WHAT IS ASKED: Your task is to copy the material exactly.

>> BEGIN DATA LINES

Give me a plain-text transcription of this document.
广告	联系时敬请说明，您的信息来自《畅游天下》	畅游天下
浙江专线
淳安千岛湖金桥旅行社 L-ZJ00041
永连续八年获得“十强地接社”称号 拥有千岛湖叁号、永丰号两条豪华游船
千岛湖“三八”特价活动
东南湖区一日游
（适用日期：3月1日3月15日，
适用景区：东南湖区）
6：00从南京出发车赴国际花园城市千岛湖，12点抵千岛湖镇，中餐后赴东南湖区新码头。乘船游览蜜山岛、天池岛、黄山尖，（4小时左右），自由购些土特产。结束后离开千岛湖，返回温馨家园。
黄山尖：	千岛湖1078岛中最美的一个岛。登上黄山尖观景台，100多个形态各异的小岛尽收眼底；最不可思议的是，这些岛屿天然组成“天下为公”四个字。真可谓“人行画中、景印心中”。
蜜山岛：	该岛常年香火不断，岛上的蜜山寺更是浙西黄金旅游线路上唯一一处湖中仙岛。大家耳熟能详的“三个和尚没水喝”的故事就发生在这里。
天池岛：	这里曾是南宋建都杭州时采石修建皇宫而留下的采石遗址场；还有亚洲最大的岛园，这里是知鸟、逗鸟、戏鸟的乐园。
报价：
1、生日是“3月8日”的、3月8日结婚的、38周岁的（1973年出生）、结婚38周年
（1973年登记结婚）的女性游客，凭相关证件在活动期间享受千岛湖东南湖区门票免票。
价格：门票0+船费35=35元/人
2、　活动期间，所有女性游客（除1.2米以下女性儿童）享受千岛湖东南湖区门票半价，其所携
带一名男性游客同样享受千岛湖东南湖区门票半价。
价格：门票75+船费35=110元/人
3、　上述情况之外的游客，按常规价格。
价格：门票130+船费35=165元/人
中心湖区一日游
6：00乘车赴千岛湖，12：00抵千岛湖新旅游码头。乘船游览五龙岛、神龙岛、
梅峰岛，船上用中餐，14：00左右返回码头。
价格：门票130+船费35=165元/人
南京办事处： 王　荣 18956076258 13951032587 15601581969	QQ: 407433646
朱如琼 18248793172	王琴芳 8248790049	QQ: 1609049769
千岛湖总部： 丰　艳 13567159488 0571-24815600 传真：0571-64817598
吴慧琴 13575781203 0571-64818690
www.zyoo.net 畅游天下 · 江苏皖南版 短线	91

>> END DATA LINES

RESULT OF THIS TASK:
Give me a plain-text transcription of this document.
广告	联系时敬请说明，您的信息来自《畅游天下》	畅游天下
浙江专线
淳安千岛湖金桥旅行社 L-ZJ00041
永连续八年获得“十强地接社”称号 拥有千岛湖叁号、永丰号两条豪华游船
千岛湖“三八”特价活动
东南湖区一日游
（适用日期：3月1日3月15日，
适用景区：东南湖区）
6：00从南京出发车赴国际花园城市千岛湖，12点抵千岛湖镇，中餐后赴东南湖区新码头。乘船游览蜜山岛、天池岛、黄山尖，（4小时左右），自由购些土特产。结束后离开千岛湖，返回温馨家园。
黄山尖：	千岛湖1078岛中最美的一个岛。登上黄山尖观景台，100多个形态各异的小岛尽收眼底；最不可思议的是，这些岛屿天然组成“天下为公”四个字。真可谓“人行画中、景印心中”。
蜜山岛：	该岛常年香火不断，岛上的蜜山寺更是浙西黄金旅游线路上唯一一处湖中仙岛。大家耳熟能详的“三个和尚没水喝”的故事就发生在这里。
天池岛：	这里曾是南宋建都杭州时采石修建皇宫而留下的采石遗址场；还有亚洲最大的岛园，这里是知鸟、逗鸟、戏鸟的乐园。
报价：
1、生日是“3月8日”的、3月8日结婚的、38周岁的（1973年出生）、结婚38周年
（1973年登记结婚）的女性游客，凭相关证件在活动期间享受千岛湖东南湖区门票免票。
价格：门票0+船费35=35元/人
2、　活动期间，所有女性游客（除1.2米以下女性儿童）享受千岛湖东南湖区门票半价，其所携
带一名男性游客同样享受千岛湖东南湖区门票半价。
价格：门票75+船费35=110元/人
3、　上述情况之外的游客，按常规价格。
价格：门票130+船费35=165元/人
中心湖区一日游
6：00乘车赴千岛湖，12：00抵千岛湖新旅游码头。乘船游览五龙岛、神龙岛、
梅峰岛，船上用中餐，14：00左右返回码头。
价格：门票130+船费35=165元/人
南京办事处： 王　荣 18956076258 13951032587 15601581969	QQ: 407433646
朱如琼 18248793172	王琴芳 8248790049	QQ: 1609049769
千岛湖总部： 丰　艳 13567159488 0571-24815600 传真：0571-64817598
吴慧琴 13575781203 0571-64818690
www.zyoo.net 畅游天下 · 江苏皖南版 短线	91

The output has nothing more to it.